What follows is a listing; restate every line of it word for word.
━━━ DATASET ROWS ━━━
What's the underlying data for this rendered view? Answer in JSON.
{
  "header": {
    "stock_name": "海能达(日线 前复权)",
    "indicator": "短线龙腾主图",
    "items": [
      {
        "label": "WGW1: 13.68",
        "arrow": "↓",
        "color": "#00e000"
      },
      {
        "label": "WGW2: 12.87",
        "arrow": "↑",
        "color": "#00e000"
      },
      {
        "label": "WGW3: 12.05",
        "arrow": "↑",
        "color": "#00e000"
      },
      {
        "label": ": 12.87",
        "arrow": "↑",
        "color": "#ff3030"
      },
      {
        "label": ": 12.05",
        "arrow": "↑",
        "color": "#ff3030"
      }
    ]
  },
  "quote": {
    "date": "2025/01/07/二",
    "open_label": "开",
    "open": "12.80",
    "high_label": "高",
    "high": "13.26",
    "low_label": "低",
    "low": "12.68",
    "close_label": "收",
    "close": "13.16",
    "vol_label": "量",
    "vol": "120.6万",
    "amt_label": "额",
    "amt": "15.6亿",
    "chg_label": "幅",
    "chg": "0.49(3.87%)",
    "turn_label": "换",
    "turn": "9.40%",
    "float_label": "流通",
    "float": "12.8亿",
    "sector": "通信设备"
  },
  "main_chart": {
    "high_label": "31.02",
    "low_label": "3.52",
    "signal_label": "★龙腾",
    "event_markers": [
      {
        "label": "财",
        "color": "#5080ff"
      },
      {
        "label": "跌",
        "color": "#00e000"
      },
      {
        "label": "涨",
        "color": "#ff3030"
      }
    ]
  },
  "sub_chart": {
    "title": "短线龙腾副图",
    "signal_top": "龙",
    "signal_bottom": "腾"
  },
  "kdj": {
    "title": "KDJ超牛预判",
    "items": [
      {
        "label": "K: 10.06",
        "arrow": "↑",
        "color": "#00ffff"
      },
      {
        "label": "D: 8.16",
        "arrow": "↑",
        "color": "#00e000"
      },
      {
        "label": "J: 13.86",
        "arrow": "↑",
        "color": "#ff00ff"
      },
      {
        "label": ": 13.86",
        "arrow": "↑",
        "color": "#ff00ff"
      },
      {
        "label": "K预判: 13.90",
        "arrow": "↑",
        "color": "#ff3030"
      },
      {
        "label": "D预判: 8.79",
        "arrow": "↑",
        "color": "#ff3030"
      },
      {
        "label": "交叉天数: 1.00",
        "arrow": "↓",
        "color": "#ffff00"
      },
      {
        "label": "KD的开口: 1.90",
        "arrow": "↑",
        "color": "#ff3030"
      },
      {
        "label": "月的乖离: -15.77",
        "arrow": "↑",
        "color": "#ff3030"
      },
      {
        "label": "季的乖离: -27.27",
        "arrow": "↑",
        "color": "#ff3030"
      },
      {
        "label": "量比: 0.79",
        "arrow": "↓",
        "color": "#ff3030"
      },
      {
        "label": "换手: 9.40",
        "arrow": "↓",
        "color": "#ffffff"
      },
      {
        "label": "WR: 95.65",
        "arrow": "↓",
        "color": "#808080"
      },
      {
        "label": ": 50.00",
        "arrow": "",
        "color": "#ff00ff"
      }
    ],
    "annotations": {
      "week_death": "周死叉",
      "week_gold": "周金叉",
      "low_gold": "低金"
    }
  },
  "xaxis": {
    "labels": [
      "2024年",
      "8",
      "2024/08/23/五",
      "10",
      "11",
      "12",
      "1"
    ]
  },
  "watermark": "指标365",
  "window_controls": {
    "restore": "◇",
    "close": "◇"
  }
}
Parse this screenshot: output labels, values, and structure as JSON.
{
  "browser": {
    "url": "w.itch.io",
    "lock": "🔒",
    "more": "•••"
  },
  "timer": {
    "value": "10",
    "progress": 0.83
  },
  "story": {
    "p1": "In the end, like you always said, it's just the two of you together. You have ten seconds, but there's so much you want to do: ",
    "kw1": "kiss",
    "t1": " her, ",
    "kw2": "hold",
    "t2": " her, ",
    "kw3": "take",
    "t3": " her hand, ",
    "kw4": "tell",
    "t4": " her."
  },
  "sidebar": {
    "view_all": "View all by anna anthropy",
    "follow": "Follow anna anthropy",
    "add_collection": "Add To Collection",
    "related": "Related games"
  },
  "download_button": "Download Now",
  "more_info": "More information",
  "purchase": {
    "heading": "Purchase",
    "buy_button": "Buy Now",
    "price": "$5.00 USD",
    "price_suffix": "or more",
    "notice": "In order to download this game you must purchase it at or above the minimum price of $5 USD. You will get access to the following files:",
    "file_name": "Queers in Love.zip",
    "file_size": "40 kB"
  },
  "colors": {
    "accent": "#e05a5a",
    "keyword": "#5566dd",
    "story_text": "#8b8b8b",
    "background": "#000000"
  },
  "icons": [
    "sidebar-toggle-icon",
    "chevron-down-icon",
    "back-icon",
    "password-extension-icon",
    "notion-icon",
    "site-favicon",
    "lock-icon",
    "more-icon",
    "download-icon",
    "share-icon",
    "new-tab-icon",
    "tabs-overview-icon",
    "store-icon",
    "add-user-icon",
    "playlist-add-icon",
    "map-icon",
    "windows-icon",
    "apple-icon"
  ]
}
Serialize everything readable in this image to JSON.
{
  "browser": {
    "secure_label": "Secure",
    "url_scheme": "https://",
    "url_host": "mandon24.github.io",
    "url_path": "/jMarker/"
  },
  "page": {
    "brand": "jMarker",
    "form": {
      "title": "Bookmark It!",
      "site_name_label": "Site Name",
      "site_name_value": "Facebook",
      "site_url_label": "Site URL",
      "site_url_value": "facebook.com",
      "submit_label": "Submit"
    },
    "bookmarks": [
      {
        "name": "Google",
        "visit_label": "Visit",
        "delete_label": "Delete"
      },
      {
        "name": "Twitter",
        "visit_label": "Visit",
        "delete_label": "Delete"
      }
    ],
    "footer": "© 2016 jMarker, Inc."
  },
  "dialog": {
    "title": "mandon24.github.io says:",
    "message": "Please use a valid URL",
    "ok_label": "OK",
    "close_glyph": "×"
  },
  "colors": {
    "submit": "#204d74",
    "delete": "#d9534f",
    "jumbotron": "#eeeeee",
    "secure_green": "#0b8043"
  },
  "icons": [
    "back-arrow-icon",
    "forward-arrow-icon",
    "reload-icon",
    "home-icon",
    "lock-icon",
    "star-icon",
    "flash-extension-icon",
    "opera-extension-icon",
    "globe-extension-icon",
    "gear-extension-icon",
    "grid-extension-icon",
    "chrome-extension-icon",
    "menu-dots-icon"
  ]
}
━━━
### EXERCISE RESPONSE
What's the underlying data for this rendered view? Answer in JSON.
{
  "header": {
    "stock_name": "海能达(日线 前复权)",
    "indicator": "短线龙腾主图",
    "items": [
      {
        "label": "WGW1: 13.68",
        "arrow": "↓",
        "color": "#00e000"
      },
      {
        "label": "WGW2: 12.87",
        "arrow": "↑",
        "color": "#00e000"
      },
      {
        "label": "WGW3: 12.05",
        "arrow": "↑",
        "color": "#00e000"
      },
      {
        "label": ": 12.87",
        "arrow": "↑",
        "color": "#ff3030"
      },
      {
        "label": ": 12.05",
        "arrow": "↑",
        "color": "#ff3030"
      }
    ]
  },
  "quote": {
    "date": "2025/01/07/二",
    "open_label": "开",
    "open": "12.80",
    "high_label": "高",
    "high": "13.26",
    "low_label": "低",
    "low": "12.68",
    "close_label": "收",
    "close": "13.16",
    "vol_label": "量",
    "vol": "120.6万",
    "amt_label": "额",
    "amt": "15.6亿",
    "chg_label": "幅",
    "chg": "0.49(3.87%)",
    "turn_label": "换",
    "turn": "9.40%",
    "float_label": "流通",
    "float": "12.8亿",
    "sector": "通信设备"
  },
  "main_chart": {
    "high_label": "31.02",
    "low_label": "3.52",
    "signal_label": "★龙腾",
    "event_markers": [
      {
        "label": "财",
        "color": "#5080ff"
      },
      {
        "label": "跌",
        "color": "#00e000"
      },
      {
        "label": "涨",
        "color": "#ff3030"
      }
    ]
  },
  "sub_chart": {
    "title": "短线龙腾副图",
    "signal_top": "龙",
    "signal_bottom": "腾"
  },
  "kdj": {
    "title": "KDJ超牛预判",
    "items": [
      {
        "label": "K: 10.06",
        "arrow": "↑",
        "color": "#00ffff"
      },
      {
        "label": "D: 8.16",
        "arrow": "↑",
        "color": "#00e000"
      },
      {
        "label": "J: 13.86",
        "arrow": "↑",
        "color": "#ff00ff"
      },
      {
        "label": ": 13.86",
        "arrow": "↑",
        "color": "#ff00ff"
      },
      {
        "label": "K预判: 13.90",
        "arrow": "↑",
        "color": "#ff3030"
      },
      {
        "label": "D预判: 8.79",
        "arrow": "↑",
        "color": "#ff3030"
      },
      {
        "label": "交叉天数: 1.00",
        "arrow": "↓",
        "color": "#ffff00"
      },
      {
        "label": "KD的开口: 1.90",
        "arrow": "↑",
        "color": "#ff3030"
      },
      {
        "label": "月的乖离: -15.77",
        "arrow": "↑",
        "color": "#ff3030"
      },
      {
        "label": "季的乖离: -27.27",
        "arrow": "↑",
        "color": "#ff3030"
      },
      {
        "label": "量比: 0.79",
        "arrow": "↓",
        "color": "#ff3030"
      },
      {
        "label": "换手: 9.40",
        "arrow": "↓",
        "color": "#ffffff"
      },
      {
        "label": "WR: 95.65",
        "arrow": "↓",
        "color": "#808080"
      },
      {
        "label": ": 50.00",
        "arrow": "",
        "color": "#ff00ff"
      }
    ],
    "annotations": {
      "week_death": "周死叉",
      "week_gold": "周金叉",
      "low_gold": "低金"
    }
  },
  "xaxis": {
    "labels": [
      "2024年",
      "8",
      "2024/08/23/五",
      "10",
      "11",
      "12",
      "1"
    ]
  },
  "watermark": "指标365",
  "window_controls": {
    "restore": "◇",
    "close": "◇"
  }
}
Parse this screenshot: output labels, values, and structure as JSON.
{
  "browser": {
    "url": "w.itch.io",
    "lock": "🔒",
    "more": "•••"
  },
  "timer": {
    "value": "10",
    "progress": 0.83
  },
  "story": {
    "p1": "In the end, like you always said, it's just the two of you together. You have ten seconds, but there's so much you want to do: ",
    "kw1": "kiss",
    "t1": " her, ",
    "kw2": "hold",
    "t2": " her, ",
    "kw3": "take",
    "t3": " her hand, ",
    "kw4": "tell",
    "t4": " her."
  },
  "sidebar": {
    "view_all": "View all by anna anthropy",
    "follow": "Follow anna anthropy",
    "add_collection": "Add To Collection",
    "related": "Related games"
  },
  "download_button": "Download Now",
  "more_info": "More information",
  "purchase": {
    "heading": "Purchase",
    "buy_button": "Buy Now",
    "price": "$5.00 USD",
    "price_suffix": "or more",
    "notice": "In order to download this game you must purchase it at or above the minimum price of $5 USD. You will get access to the following files:",
    "file_name": "Queers in Love.zip",
    "file_size": "40 kB"
  },
  "colors": {
    "accent": "#e05a5a",
    "keyword": "#5566dd",
    "story_text": "#8b8b8b",
    "background": "#000000"
  },
  "icons": [
    "sidebar-toggle-icon",
    "chevron-down-icon",
    "back-icon",
    "password-extension-icon",
    "notion-icon",
    "site-favicon",
    "lock-icon",
    "more-icon",
    "download-icon",
    "share-icon",
    "new-tab-icon",
    "tabs-overview-icon",
    "store-icon",
    "add-user-icon",
    "playlist-add-icon",
    "map-icon",
    "windows-icon",
    "apple-icon"
  ]
}
Serialize everything readable in this image to JSON.
{
  "browser": {
    "secure_label": "Secure",
    "url_scheme": "https://",
    "url_host": "mandon24.github.io",
    "url_path": "/jMarker/"
  },
  "page": {
    "brand": "jMarker",
    "form": {
      "title": "Bookmark It!",
      "site_name_label": "Site Name",
      "site_name_value": "Facebook",
      "site_url_label": "Site URL",
      "site_url_value": "facebook.com",
      "submit_label": "Submit"
    },
    "bookmarks": [
      {
        "name": "Google",
        "visit_label": "Visit",
        "delete_label": "Delete"
      },
      {
        "name": "Twitter",
        "visit_label": "Visit",
        "delete_label": "Delete"
      }
    ],
    "footer": "© 2016 jMarker, Inc."
  },
  "dialog": {
    "title": "mandon24.github.io says:",
    "message": "Please use a valid URL",
    "ok_label": "OK",
    "close_glyph": "×"
  },
  "colors": {
    "submit": "#204d74",
    "delete": "#d9534f",
    "jumbotron": "#eeeeee",
    "secure_green": "#0b8043"
  },
  "icons": [
    "back-arrow-icon",
    "forward-arrow-icon",
    "reload-icon",
    "home-icon",
    "lock-icon",
    "star-icon",
    "flash-extension-icon",
    "opera-extension-icon",
    "globe-extension-icon",
    "gear-extension-icon",
    "grid-extension-icon",
    "chrome-extension-icon",
    "menu-dots-icon"
  ]
}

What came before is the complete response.